■ Instructions to follow: Gather every line in the records below that contains the word "浙江省水泥工业高质量发展暨碳达峰行动计划".

## BEGIN Records supplied

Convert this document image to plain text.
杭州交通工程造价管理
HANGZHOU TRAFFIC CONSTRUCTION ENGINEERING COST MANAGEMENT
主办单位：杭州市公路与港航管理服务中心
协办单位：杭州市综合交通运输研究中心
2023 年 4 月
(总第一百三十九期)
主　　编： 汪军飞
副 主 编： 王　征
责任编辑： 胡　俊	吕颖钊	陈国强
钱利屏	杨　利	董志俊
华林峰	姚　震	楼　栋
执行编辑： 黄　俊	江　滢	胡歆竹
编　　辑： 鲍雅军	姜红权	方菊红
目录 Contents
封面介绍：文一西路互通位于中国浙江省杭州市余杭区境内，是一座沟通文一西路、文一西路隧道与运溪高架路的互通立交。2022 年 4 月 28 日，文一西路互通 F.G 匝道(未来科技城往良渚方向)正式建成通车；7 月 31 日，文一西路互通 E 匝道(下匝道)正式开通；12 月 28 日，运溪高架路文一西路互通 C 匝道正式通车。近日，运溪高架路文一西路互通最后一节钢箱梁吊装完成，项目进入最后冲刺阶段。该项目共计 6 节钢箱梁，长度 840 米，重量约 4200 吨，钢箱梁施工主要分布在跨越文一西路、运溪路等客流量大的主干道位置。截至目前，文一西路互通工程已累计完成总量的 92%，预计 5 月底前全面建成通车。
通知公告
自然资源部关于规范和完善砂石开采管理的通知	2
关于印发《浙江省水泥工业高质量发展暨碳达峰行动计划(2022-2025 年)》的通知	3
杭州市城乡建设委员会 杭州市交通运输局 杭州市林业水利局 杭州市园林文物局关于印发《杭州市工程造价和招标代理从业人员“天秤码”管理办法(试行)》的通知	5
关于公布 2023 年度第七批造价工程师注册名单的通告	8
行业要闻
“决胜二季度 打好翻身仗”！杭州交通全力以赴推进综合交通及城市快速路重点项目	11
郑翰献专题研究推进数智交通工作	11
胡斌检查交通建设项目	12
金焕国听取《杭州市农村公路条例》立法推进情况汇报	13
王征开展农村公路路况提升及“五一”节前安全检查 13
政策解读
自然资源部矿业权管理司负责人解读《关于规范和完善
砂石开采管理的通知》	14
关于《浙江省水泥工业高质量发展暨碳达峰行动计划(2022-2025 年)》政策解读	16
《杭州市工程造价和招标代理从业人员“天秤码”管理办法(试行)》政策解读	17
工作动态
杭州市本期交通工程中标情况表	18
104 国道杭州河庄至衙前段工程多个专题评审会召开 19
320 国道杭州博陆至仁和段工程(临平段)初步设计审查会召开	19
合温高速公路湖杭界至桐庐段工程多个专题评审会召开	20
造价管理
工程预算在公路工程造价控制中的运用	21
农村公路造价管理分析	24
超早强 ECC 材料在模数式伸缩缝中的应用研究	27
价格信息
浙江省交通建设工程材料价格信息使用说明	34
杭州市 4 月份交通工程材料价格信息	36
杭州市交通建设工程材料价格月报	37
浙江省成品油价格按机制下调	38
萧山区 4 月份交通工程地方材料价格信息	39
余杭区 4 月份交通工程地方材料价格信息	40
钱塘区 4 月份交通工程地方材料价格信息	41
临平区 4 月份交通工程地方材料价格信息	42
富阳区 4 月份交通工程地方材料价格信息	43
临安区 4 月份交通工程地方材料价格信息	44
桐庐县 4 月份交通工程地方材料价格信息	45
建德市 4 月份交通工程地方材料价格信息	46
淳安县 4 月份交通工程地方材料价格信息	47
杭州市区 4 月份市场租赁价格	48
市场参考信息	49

## END Records supplied

■ Result below:
关于印发《浙江省水泥工业高质量发展暨碳达峰行动计划(2022-2025 年)》的通知	3
关于《浙江省水泥工业高质量发展暨碳达峰行动计划(2022-2025 年)》政策解读	16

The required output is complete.